__Exercise__:
Copy all lines in which the word "detached" can be found.

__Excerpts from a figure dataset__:
━━━━━━
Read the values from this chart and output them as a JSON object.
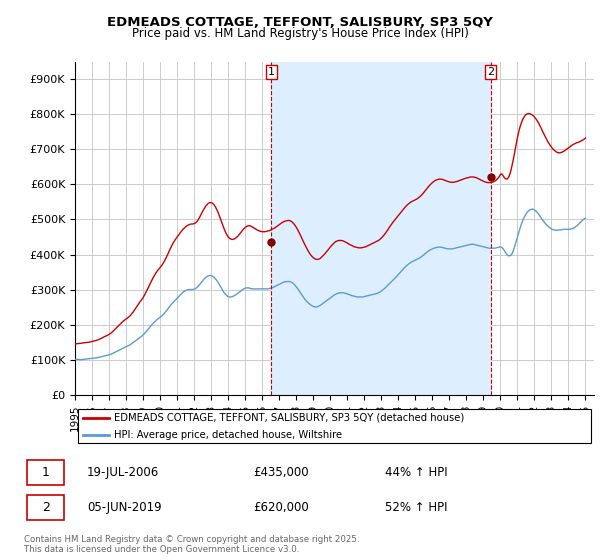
{
  "title": "EDMEADS COTTAGE, TEFFONT, SALISBURY, SP3 5QY",
  "subtitle": "Price paid vs. HM Land Registry's House Price Index (HPI)",
  "legend_property": "EDMEADS COTTAGE, TEFFONT, SALISBURY, SP3 5QY (detached house)",
  "legend_hpi": "HPI: Average price, detached house, Wiltshire",
  "sale1_date": "19-JUL-2006",
  "sale1_price": 435000,
  "sale1_label": "44% ↑ HPI",
  "sale2_date": "05-JUN-2019",
  "sale2_price": 620000,
  "sale2_label": "52% ↑ HPI",
  "footnote": "Contains HM Land Registry data © Crown copyright and database right 2025.\nThis data is licensed under the Open Government Licence v3.0.",
  "property_color": "#cc0000",
  "hpi_color": "#5b9bd5",
  "sale_vline_color": "#cc0000",
  "background_color": "#ffffff",
  "grid_color": "#cccccc",
  "shade_color": "#ddeeff",
  "ylim": [
    0,
    950000
  ],
  "yticks": [
    0,
    100000,
    200000,
    300000,
    400000,
    500000,
    600000,
    700000,
    800000,
    900000
  ],
  "xlim_start": 1995.0,
  "xlim_end": 2025.5,
  "sale1_x": 2006.54,
  "sale2_x": 2019.43,
  "sale1_dot_y": 435000,
  "sale2_dot_y": 620000,
  "hpi_years": [
    1995.0,
    1995.083,
    1995.167,
    1995.25,
    1995.333,
    1995.417,
    1995.5,
    1995.583,
    1995.667,
    1995.75,
    1995.833,
    1995.917,
    1996.0,
    1996.083,
    1996.167,
    1996.25,
    1996.333,
    1996.417,
    1996.5,
    1996.583,
    1996.667,
    1996.75,
    1996.833,
    1996.917,
    1997.0,
    1997.083,
    1997.167,
    1997.25,
    1997.333,
    1997.417,
    1997.5,
    1997.583,
    1997.667,
    1997.75,
    1997.833,
    1997.917,
    1998.0,
    1998.083,
    1998.167,
    1998.25,
    1998.333,
    1998.417,
    1998.5,
    1998.583,
    1998.667,
    1998.75,
    1998.833,
    1998.917,
    1999.0,
    1999.083,
    1999.167,
    1999.25,
    1999.333,
    1999.417,
    1999.5,
    1999.583,
    1999.667,
    1999.75,
    1999.833,
    1999.917,
    2000.0,
    2000.083,
    2000.167,
    2000.25,
    2000.333,
    2000.417,
    2000.5,
    2000.583,
    2000.667,
    2000.75,
    2000.833,
    2000.917,
    2001.0,
    2001.083,
    2001.167,
    2001.25,
    2001.333,
    2001.417,
    2001.5,
    2001.583,
    2001.667,
    2001.75,
    2001.833,
    2001.917,
    2002.0,
    2002.083,
    2002.167,
    2002.25,
    2002.333,
    2002.417,
    2002.5,
    2002.583,
    2002.667,
    2002.75,
    2002.833,
    2002.917,
    2003.0,
    2003.083,
    2003.167,
    2003.25,
    2003.333,
    2003.417,
    2003.5,
    2003.583,
    2003.667,
    2003.75,
    2003.833,
    2003.917,
    2004.0,
    2004.083,
    2004.167,
    2004.25,
    2004.333,
    2004.417,
    2004.5,
    2004.583,
    2004.667,
    2004.75,
    2004.833,
    2004.917,
    2005.0,
    2005.083,
    2005.167,
    2005.25,
    2005.333,
    2005.417,
    2005.5,
    2005.583,
    2005.667,
    2005.75,
    2005.833,
    2005.917,
    2006.0,
    2006.083,
    2006.167,
    2006.25,
    2006.333,
    2006.417,
    2006.5,
    2006.583,
    2006.667,
    2006.75,
    2006.833,
    2006.917,
    2007.0,
    2007.083,
    2007.167,
    2007.25,
    2007.333,
    2007.417,
    2007.5,
    2007.583,
    2007.667,
    2007.75,
    2007.833,
    2007.917,
    2008.0,
    2008.083,
    2008.167,
    2008.25,
    2008.333,
    2008.417,
    2008.5,
    2008.583,
    2008.667,
    2008.75,
    2008.833,
    2008.917,
    2009.0,
    2009.083,
    2009.167,
    2009.25,
    2009.333,
    2009.417,
    2009.5,
    2009.583,
    2009.667,
    2009.75,
    2009.833,
    2009.917,
    2010.0,
    2010.083,
    2010.167,
    2010.25,
    2010.333,
    2010.417,
    2010.5,
    2010.583,
    2010.667,
    2010.75,
    2010.833,
    2010.917,
    2011.0,
    2011.083,
    2011.167,
    2011.25,
    2011.333,
    2011.417,
    2011.5,
    2011.583,
    2011.667,
    2011.75,
    2011.833,
    2011.917,
    2012.0,
    2012.083,
    2012.167,
    2012.25,
    2012.333,
    2012.417,
    2012.5,
    2012.583,
    2012.667,
    2012.75,
    2012.833,
    2012.917,
    2013.0,
    2013.083,
    2013.167,
    2013.25,
    2013.333,
    2013.417,
    2013.5,
    2013.583,
    2013.667,
    2013.75,
    2013.833,
    2013.917,
    2014.0,
    2014.083,
    2014.167,
    2014.25,
    2014.333,
    2014.417,
    2014.5,
    2014.583,
    2014.667,
    2014.75,
    2014.833,
    2014.917,
    2015.0,
    2015.083,
    2015.167,
    2015.25,
    2015.333,
    2015.417,
    2015.5,
    2015.583,
    2015.667,
    2015.75,
    2015.833,
    2015.917,
    2016.0,
    2016.083,
    2016.167,
    2016.25,
    2016.333,
    2016.417,
    2016.5,
    2016.583,
    2016.667,
    2016.75,
    2016.833,
    2016.917,
    2017.0,
    2017.083,
    2017.167,
    2017.25,
    2017.333,
    2017.417,
    2017.5,
    2017.583,
    2017.667,
    2017.75,
    2017.833,
    2017.917,
    2018.0,
    2018.083,
    2018.167,
    2018.25,
    2018.333,
    2018.417,
    2018.5,
    2018.583,
    2018.667,
    2018.75,
    2018.833,
    2018.917,
    2019.0,
    2019.083,
    2019.167,
    2019.25,
    2019.333,
    2019.417,
    2019.5,
    2019.583,
    2019.667,
    2019.75,
    2019.833,
    2019.917,
    2020.0,
    2020.083,
    2020.167,
    2020.25,
    2020.333,
    2020.417,
    2020.5,
    2020.583,
    2020.667,
    2020.75,
    2020.833,
    2020.917,
    2021.0,
    2021.083,
    2021.167,
    2021.25,
    2021.333,
    2021.417,
    2021.5,
    2021.583,
    2021.667,
    2021.75,
    2021.833,
    2021.917,
    2022.0,
    2022.083,
    2022.167,
    2022.25,
    2022.333,
    2022.417,
    2022.5,
    2022.583,
    2022.667,
    2022.75,
    2022.833,
    2022.917,
    2023.0,
    2023.083,
    2023.167,
    2023.25,
    2023.333,
    2023.417,
    2023.5,
    2023.583,
    2023.667,
    2023.75,
    2023.833,
    2023.917,
    2024.0,
    2024.083,
    2024.167,
    2024.25,
    2024.333,
    2024.417,
    2024.5,
    2024.583,
    2024.667,
    2024.75,
    2024.833,
    2024.917,
    2025.0
  ],
  "hpi_values": [
    101000,
    101500,
    101000,
    100500,
    100000,
    100500,
    101000,
    101500,
    102000,
    102500,
    103000,
    103500,
    104000,
    104500,
    105000,
    105500,
    106000,
    107000,
    108000,
    109000,
    110000,
    111000,
    112000,
    113000,
    114000,
    115000,
    117000,
    119000,
    121000,
    123000,
    125000,
    127000,
    129000,
    131000,
    133000,
    135000,
    137000,
    139000,
    141000,
    143000,
    146000,
    149000,
    152000,
    155000,
    158000,
    161000,
    164000,
    167000,
    171000,
    175000,
    179000,
    184000,
    189000,
    194000,
    199000,
    203000,
    207000,
    211000,
    215000,
    218000,
    221000,
    224000,
    228000,
    232000,
    237000,
    242000,
    248000,
    253000,
    258000,
    263000,
    267000,
    271000,
    275000,
    279000,
    284000,
    288000,
    292000,
    295000,
    297000,
    299000,
    300000,
    300000,
    300000,
    300000,
    301000,
    303000,
    306000,
    310000,
    315000,
    320000,
    325000,
    330000,
    334000,
    337000,
    339000,
    340000,
    340000,
    338000,
    335000,
    331000,
    326000,
    320000,
    313000,
    306000,
    299000,
    292000,
    287000,
    283000,
    280000,
    279000,
    279000,
    280000,
    282000,
    284000,
    287000,
    290000,
    293000,
    296000,
    299000,
    302000,
    304000,
    305000,
    305000,
    304000,
    303000,
    302000,
    302000,
    302000,
    302000,
    302000,
    302000,
    302000,
    302000,
    302000,
    302000,
    302000,
    302000,
    303000,
    304000,
    305000,
    307000,
    309000,
    311000,
    313000,
    315000,
    317000,
    319000,
    321000,
    322000,
    323000,
    323000,
    323000,
    322000,
    320000,
    317000,
    313000,
    308000,
    303000,
    297000,
    291000,
    285000,
    279000,
    273000,
    268000,
    264000,
    260000,
    257000,
    254000,
    252000,
    251000,
    250000,
    251000,
    253000,
    255000,
    258000,
    261000,
    264000,
    267000,
    270000,
    273000,
    276000,
    279000,
    282000,
    285000,
    287000,
    289000,
    290000,
    291000,
    291000,
    291000,
    290000,
    289000,
    288000,
    286000,
    285000,
    283000,
    282000,
    281000,
    280000,
    279000,
    279000,
    279000,
    279000,
    279000,
    280000,
    281000,
    282000,
    283000,
    284000,
    285000,
    286000,
    287000,
    288000,
    289000,
    291000,
    293000,
    296000,
    299000,
    302000,
    306000,
    310000,
    314000,
    318000,
    322000,
    326000,
    330000,
    334000,
    338000,
    343000,
    347000,
    352000,
    356000,
    361000,
    365000,
    369000,
    372000,
    375000,
    378000,
    380000,
    382000,
    384000,
    386000,
    388000,
    390000,
    393000,
    396000,
    399000,
    403000,
    406000,
    409000,
    412000,
    414000,
    416000,
    418000,
    419000,
    420000,
    421000,
    421000,
    421000,
    420000,
    419000,
    418000,
    417000,
    416000,
    416000,
    416000,
    416000,
    417000,
    418000,
    419000,
    420000,
    421000,
    422000,
    423000,
    424000,
    425000,
    426000,
    427000,
    428000,
    429000,
    429000,
    429000,
    428000,
    427000,
    426000,
    425000,
    424000,
    423000,
    422000,
    421000,
    420000,
    419000,
    418000,
    418000,
    418000,
    418000,
    418000,
    419000,
    420000,
    421000,
    422000,
    420000,
    416000,
    410000,
    403000,
    398000,
    396000,
    397000,
    401000,
    410000,
    422000,
    436000,
    450000,
    464000,
    477000,
    489000,
    499000,
    508000,
    515000,
    521000,
    525000,
    528000,
    529000,
    529000,
    527000,
    524000,
    520000,
    515000,
    509000,
    503000,
    497000,
    492000,
    487000,
    483000,
    479000,
    476000,
    473000,
    471000,
    470000,
    469000,
    469000,
    470000,
    470000,
    471000,
    471000,
    472000,
    472000,
    472000,
    472000,
    472000,
    473000,
    474000,
    476000,
    479000,
    482000,
    486000,
    490000,
    494000,
    498000,
    501000,
    504000
  ],
  "property_years": [
    1995.0,
    1995.083,
    1995.167,
    1995.25,
    1995.333,
    1995.417,
    1995.5,
    1995.583,
    1995.667,
    1995.75,
    1995.833,
    1995.917,
    1996.0,
    1996.083,
    1996.167,
    1996.25,
    1996.333,
    1996.417,
    1996.5,
    1996.583,
    1996.667,
    1996.75,
    1996.833,
    1996.917,
    1997.0,
    1997.083,
    1997.167,
    1997.25,
    1997.333,
    1997.417,
    1997.5,
    1997.583,
    1997.667,
    1997.75,
    1997.833,
    1997.917,
    1998.0,
    1998.083,
    1998.167,
    1998.25,
    1998.333,
    1998.417,
    1998.5,
    1998.583,
    1998.667,
    1998.75,
    1998.833,
    1998.917,
    1999.0,
    1999.083,
    1999.167,
    1999.25,
    1999.333,
    1999.417,
    1999.5,
    1999.583,
    1999.667,
    1999.75,
    1999.833,
    1999.917,
    2000.0,
    2000.083,
    2000.167,
    2000.25,
    2000.333,
    2000.417,
    2000.5,
    2000.583,
    2000.667,
    2000.75,
    2000.833,
    2000.917,
    2001.0,
    2001.083,
    2001.167,
    2001.25,
    2001.333,
    2001.417,
    2001.5,
    2001.583,
    2001.667,
    2001.75,
    2001.833,
    2001.917,
    2002.0,
    2002.083,
    2002.167,
    2002.25,
    2002.333,
    2002.417,
    2002.5,
    2002.583,
    2002.667,
    2002.75,
    2002.833,
    2002.917,
    2003.0,
    2003.083,
    2003.167,
    2003.25,
    2003.333,
    2003.417,
    2003.5,
    2003.583,
    2003.667,
    2003.75,
    2003.833,
    2003.917,
    2004.0,
    2004.083,
    2004.167,
    2004.25,
    2004.333,
    2004.417,
    2004.5,
    2004.583,
    2004.667,
    2004.75,
    2004.833,
    2004.917,
    2005.0,
    2005.083,
    2005.167,
    2005.25,
    2005.333,
    2005.417,
    2005.5,
    2005.583,
    2005.667,
    2005.75,
    2005.833,
    2005.917,
    2006.0,
    2006.083,
    2006.167,
    2006.25,
    2006.333,
    2006.417,
    2006.5,
    2006.583,
    2006.667,
    2006.75,
    2006.833,
    2006.917,
    2007.0,
    2007.083,
    2007.167,
    2007.25,
    2007.333,
    2007.417,
    2007.5,
    2007.583,
    2007.667,
    2007.75,
    2007.833,
    2007.917,
    2008.0,
    2008.083,
    2008.167,
    2008.25,
    2008.333,
    2008.417,
    2008.5,
    2008.583,
    2008.667,
    2008.75,
    2008.833,
    2008.917,
    2009.0,
    2009.083,
    2009.167,
    2009.25,
    2009.333,
    2009.417,
    2009.5,
    2009.583,
    2009.667,
    2009.75,
    2009.833,
    2009.917,
    2010.0,
    2010.083,
    2010.167,
    2010.25,
    2010.333,
    2010.417,
    2010.5,
    2010.583,
    2010.667,
    2010.75,
    2010.833,
    2010.917,
    2011.0,
    2011.083,
    2011.167,
    2011.25,
    2011.333,
    2011.417,
    2011.5,
    2011.583,
    2011.667,
    2011.75,
    2011.833,
    2011.917,
    2012.0,
    2012.083,
    2012.167,
    2012.25,
    2012.333,
    2012.417,
    2012.5,
    2012.583,
    2012.667,
    2012.75,
    2012.833,
    2012.917,
    2013.0,
    2013.083,
    2013.167,
    2013.25,
    2013.333,
    2013.417,
    2013.5,
    2013.583,
    2013.667,
    2013.75,
    2013.833,
    2013.917,
    2014.0,
    2014.083,
    2014.167,
    2014.25,
    2014.333,
    2014.417,
    2014.5,
    2014.583,
    2014.667,
    2014.75,
    2014.833,
    2014.917,
    2015.0,
    2015.083,
    2015.167,
    2015.25,
    2015.333,
    2015.417,
    2015.5,
    2015.583,
    2015.667,
    2015.75,
    2015.833,
    2015.917,
    2016.0,
    2016.083,
    2016.167,
    2016.25,
    2016.333,
    2016.417,
    2016.5,
    2016.583,
    2016.667,
    2016.75,
    2016.833,
    2016.917,
    2017.0,
    2017.083,
    2017.167,
    2017.25,
    2017.333,
    2017.417,
    2017.5,
    2017.583,
    2017.667,
    2017.75,
    2017.833,
    2017.917,
    2018.0,
    2018.083,
    2018.167,
    2018.25,
    2018.333,
    2018.417,
    2018.5,
    2018.583,
    2018.667,
    2018.75,
    2018.833,
    2018.917,
    2019.0,
    2019.083,
    2019.167,
    2019.25,
    2019.333,
    2019.417,
    2019.5,
    2019.583,
    2019.667,
    2019.75,
    2019.833,
    2019.917,
    2020.0,
    2020.083,
    2020.167,
    2020.25,
    2020.333,
    2020.417,
    2020.5,
    2020.583,
    2020.667,
    2020.75,
    2020.833,
    2020.917,
    2021.0,
    2021.083,
    2021.167,
    2021.25,
    2021.333,
    2021.417,
    2021.5,
    2021.583,
    2021.667,
    2021.75,
    2021.833,
    2021.917,
    2022.0,
    2022.083,
    2022.167,
    2022.25,
    2022.333,
    2022.417,
    2022.5,
    2022.583,
    2022.667,
    2022.75,
    2022.833,
    2022.917,
    2023.0,
    2023.083,
    2023.167,
    2023.25,
    2023.333,
    2023.417,
    2023.5,
    2023.583,
    2023.667,
    2023.75,
    2023.833,
    2023.917,
    2024.0,
    2024.083,
    2024.167,
    2024.25,
    2024.333,
    2024.417,
    2024.5,
    2024.583,
    2024.667,
    2024.75,
    2024.833,
    2024.917,
    2025.0
  ],
  "property_values": [
    145000,
    145500,
    146000,
    146500,
    147000,
    147500,
    148000,
    148500,
    149000,
    149500,
    150000,
    151000,
    152000,
    153000,
    154000,
    155000,
    156500,
    158000,
    160000,
    162000,
    164000,
    166000,
    168000,
    170000,
    172000,
    175000,
    178000,
    182000,
    186000,
    190000,
    194000,
    198000,
    202000,
    206000,
    210000,
    213000,
    216000,
    219000,
    222000,
    226000,
    231000,
    236000,
    242000,
    248000,
    254000,
    260000,
    266000,
    271000,
    277000,
    284000,
    292000,
    300000,
    308000,
    317000,
    325000,
    333000,
    340000,
    347000,
    353000,
    358000,
    363000,
    368000,
    374000,
    381000,
    389000,
    397000,
    406000,
    415000,
    423000,
    431000,
    438000,
    444000,
    450000,
    455000,
    461000,
    466000,
    471000,
    475000,
    479000,
    482000,
    484000,
    486000,
    487000,
    487000,
    488000,
    490000,
    494000,
    500000,
    507000,
    515000,
    523000,
    530000,
    537000,
    542000,
    546000,
    548000,
    548000,
    546000,
    542000,
    536000,
    528000,
    519000,
    508000,
    497000,
    486000,
    475000,
    465000,
    457000,
    450000,
    446000,
    444000,
    443000,
    444000,
    446000,
    449000,
    453000,
    458000,
    463000,
    468000,
    473000,
    477000,
    480000,
    482000,
    482000,
    481000,
    479000,
    476000,
    474000,
    471000,
    469000,
    467000,
    466000,
    465000,
    465000,
    465000,
    466000,
    467000,
    468000,
    470000,
    472000,
    474000,
    476000,
    479000,
    482000,
    485000,
    488000,
    491000,
    493000,
    495000,
    496000,
    497000,
    497000,
    496000,
    493000,
    489000,
    484000,
    478000,
    471000,
    463000,
    455000,
    446000,
    437000,
    429000,
    421000,
    413000,
    406000,
    400000,
    395000,
    391000,
    388000,
    386000,
    386000,
    387000,
    389000,
    393000,
    397000,
    401000,
    406000,
    411000,
    416000,
    421000,
    426000,
    430000,
    434000,
    437000,
    439000,
    440000,
    440000,
    440000,
    439000,
    437000,
    435000,
    433000,
    430000,
    428000,
    426000,
    424000,
    422000,
    421000,
    420000,
    419000,
    419000,
    419000,
    420000,
    421000,
    422000,
    424000,
    426000,
    428000,
    430000,
    432000,
    434000,
    436000,
    438000,
    440000,
    443000,
    447000,
    451000,
    456000,
    461000,
    467000,
    473000,
    479000,
    485000,
    491000,
    496000,
    501000,
    506000,
    511000,
    516000,
    521000,
    526000,
    531000,
    536000,
    540000,
    544000,
    547000,
    550000,
    552000,
    554000,
    556000,
    558000,
    561000,
    564000,
    568000,
    572000,
    577000,
    582000,
    587000,
    592000,
    597000,
    601000,
    605000,
    608000,
    611000,
    613000,
    614000,
    615000,
    615000,
    614000,
    613000,
    611000,
    610000,
    608000,
    607000,
    606000,
    606000,
    606000,
    607000,
    608000,
    609000,
    611000,
    612000,
    614000,
    615000,
    617000,
    618000,
    619000,
    620000,
    621000,
    621000,
    621000,
    620000,
    619000,
    617000,
    615000,
    613000,
    611000,
    609000,
    607000,
    606000,
    605000,
    605000,
    605000,
    606000,
    607000,
    609000,
    612000,
    616000,
    621000,
    628000,
    630000,
    624000,
    618000,
    615000,
    616000,
    622000,
    633000,
    650000,
    669000,
    690000,
    712000,
    733000,
    751000,
    766000,
    778000,
    787000,
    794000,
    799000,
    801000,
    802000,
    801000,
    799000,
    796000,
    792000,
    787000,
    781000,
    774000,
    766000,
    758000,
    749000,
    741000,
    733000,
    725000,
    718000,
    712000,
    706000,
    701000,
    697000,
    694000,
    691000,
    690000,
    690000,
    691000,
    693000,
    695000,
    698000,
    701000,
    704000,
    707000,
    710000,
    713000,
    715000,
    717000,
    719000,
    720000,
    722000,
    724000,
    726000,
    729000,
    732000
  ]
}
━━━━━━
__Task answer__:
  "legend_property": "EDMEADS COTTAGE, TEFFONT, SALISBURY, SP3 5QY (detached house)",
  "legend_hpi": "HPI: Average price, detached house, Wiltshire",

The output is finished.